◆ **TASK INSTRUCTIONS**
Review the listing and copy each line that holds the word "knowledge".

◆ **DATA**

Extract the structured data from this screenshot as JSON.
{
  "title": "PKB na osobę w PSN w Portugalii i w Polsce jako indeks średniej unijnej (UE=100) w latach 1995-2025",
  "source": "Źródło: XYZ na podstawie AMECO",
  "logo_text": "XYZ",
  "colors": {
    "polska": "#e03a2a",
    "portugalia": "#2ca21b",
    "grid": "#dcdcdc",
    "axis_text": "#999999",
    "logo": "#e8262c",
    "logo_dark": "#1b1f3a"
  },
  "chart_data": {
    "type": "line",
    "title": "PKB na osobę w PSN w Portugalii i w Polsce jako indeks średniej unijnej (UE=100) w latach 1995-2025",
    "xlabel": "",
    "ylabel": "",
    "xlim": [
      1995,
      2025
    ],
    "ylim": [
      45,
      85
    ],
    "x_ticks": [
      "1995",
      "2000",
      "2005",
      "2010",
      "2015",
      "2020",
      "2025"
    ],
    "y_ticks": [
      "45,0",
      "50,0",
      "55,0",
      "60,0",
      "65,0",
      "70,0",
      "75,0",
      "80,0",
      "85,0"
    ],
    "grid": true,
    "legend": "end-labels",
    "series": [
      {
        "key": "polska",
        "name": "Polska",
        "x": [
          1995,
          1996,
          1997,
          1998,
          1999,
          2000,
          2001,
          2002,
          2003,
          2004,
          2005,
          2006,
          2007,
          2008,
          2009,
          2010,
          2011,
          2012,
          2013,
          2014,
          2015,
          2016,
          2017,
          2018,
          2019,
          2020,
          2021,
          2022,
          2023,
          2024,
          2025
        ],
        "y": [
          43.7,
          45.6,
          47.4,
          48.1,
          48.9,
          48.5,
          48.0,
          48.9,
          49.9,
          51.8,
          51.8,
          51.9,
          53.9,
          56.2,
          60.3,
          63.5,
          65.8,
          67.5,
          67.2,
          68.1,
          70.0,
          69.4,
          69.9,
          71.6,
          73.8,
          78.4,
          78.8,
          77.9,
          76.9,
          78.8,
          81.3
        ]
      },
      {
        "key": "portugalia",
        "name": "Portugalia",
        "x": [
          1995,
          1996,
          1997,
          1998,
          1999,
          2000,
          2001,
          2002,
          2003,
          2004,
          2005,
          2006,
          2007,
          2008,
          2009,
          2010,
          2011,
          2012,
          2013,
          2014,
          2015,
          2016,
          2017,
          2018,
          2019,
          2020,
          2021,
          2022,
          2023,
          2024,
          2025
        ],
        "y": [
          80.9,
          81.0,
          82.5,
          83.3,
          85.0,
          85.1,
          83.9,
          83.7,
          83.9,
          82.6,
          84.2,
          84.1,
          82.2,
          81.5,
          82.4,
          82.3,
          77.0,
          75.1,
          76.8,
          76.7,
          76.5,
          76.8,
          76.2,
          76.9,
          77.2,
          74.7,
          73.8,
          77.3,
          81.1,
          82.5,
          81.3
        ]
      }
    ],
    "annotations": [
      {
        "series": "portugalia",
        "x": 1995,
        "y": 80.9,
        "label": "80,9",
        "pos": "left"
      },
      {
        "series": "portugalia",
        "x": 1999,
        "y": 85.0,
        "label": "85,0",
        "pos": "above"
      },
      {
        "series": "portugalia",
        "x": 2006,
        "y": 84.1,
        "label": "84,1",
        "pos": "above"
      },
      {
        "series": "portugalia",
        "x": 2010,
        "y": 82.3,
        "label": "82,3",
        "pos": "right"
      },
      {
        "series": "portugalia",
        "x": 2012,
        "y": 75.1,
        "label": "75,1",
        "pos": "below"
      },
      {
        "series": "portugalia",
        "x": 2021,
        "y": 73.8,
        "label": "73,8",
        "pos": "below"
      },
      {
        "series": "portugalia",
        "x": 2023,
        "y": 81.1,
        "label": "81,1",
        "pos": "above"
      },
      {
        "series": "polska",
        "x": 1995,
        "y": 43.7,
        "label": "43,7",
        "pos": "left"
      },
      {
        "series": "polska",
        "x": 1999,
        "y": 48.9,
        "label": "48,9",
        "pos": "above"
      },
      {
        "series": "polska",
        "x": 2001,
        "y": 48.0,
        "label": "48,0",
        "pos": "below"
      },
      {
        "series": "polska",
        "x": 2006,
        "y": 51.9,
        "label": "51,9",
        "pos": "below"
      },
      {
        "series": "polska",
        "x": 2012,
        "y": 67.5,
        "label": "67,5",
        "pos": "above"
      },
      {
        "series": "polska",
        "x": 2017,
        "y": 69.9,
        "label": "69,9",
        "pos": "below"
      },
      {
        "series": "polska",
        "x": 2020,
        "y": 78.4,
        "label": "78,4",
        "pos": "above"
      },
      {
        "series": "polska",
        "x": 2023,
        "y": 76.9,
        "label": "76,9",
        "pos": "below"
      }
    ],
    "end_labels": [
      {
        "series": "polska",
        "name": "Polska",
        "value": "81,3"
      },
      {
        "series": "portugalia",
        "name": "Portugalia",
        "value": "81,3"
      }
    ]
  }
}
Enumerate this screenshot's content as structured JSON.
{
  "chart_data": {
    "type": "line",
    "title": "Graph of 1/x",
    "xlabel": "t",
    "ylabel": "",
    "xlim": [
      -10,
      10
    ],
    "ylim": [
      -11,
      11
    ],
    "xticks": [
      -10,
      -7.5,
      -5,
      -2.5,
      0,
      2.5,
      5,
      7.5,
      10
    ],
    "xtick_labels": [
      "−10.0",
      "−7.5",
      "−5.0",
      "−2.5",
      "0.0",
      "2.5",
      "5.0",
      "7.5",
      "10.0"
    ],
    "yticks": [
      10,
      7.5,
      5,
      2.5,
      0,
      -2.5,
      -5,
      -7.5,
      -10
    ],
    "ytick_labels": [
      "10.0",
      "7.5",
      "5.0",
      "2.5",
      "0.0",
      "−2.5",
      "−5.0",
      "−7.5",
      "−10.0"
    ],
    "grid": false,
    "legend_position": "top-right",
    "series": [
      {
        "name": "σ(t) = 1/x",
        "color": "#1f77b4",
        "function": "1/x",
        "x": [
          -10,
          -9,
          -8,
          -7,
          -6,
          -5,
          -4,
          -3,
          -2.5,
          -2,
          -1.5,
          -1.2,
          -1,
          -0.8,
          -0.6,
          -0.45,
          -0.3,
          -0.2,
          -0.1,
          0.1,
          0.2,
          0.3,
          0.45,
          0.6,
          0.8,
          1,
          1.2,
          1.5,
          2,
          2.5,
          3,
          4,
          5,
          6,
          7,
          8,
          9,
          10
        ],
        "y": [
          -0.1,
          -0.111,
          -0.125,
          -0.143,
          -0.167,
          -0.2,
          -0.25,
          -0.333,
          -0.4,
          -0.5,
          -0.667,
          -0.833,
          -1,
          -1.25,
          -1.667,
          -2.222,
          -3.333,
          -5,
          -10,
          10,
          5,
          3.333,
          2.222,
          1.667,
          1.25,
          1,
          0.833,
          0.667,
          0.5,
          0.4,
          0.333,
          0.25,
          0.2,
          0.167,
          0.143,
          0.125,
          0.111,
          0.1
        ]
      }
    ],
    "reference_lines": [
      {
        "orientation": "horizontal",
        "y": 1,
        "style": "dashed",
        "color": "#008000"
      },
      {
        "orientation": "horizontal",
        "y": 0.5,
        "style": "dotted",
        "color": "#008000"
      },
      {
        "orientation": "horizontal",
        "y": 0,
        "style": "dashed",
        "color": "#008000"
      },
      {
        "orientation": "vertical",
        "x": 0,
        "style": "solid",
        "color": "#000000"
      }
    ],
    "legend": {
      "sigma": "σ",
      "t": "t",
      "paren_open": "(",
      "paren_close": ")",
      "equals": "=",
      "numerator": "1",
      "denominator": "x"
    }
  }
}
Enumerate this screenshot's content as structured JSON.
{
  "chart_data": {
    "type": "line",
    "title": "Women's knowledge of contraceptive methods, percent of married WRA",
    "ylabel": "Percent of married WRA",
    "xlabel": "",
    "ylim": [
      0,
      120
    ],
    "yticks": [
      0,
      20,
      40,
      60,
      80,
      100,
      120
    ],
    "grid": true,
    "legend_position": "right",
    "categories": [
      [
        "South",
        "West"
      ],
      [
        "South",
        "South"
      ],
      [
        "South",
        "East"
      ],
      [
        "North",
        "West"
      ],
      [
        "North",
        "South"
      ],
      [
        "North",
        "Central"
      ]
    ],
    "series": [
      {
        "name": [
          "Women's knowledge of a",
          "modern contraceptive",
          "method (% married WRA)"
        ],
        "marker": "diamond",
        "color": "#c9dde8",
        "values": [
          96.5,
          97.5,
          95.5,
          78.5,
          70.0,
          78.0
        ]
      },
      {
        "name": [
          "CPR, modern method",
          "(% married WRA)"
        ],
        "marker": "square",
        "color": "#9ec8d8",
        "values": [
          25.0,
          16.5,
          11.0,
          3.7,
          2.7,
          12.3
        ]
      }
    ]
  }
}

◆ **WRITTEN SOLUTION**
    "title": "Women's knowledge of contraceptive methods, percent of married WRA",
          "Women's knowledge of a",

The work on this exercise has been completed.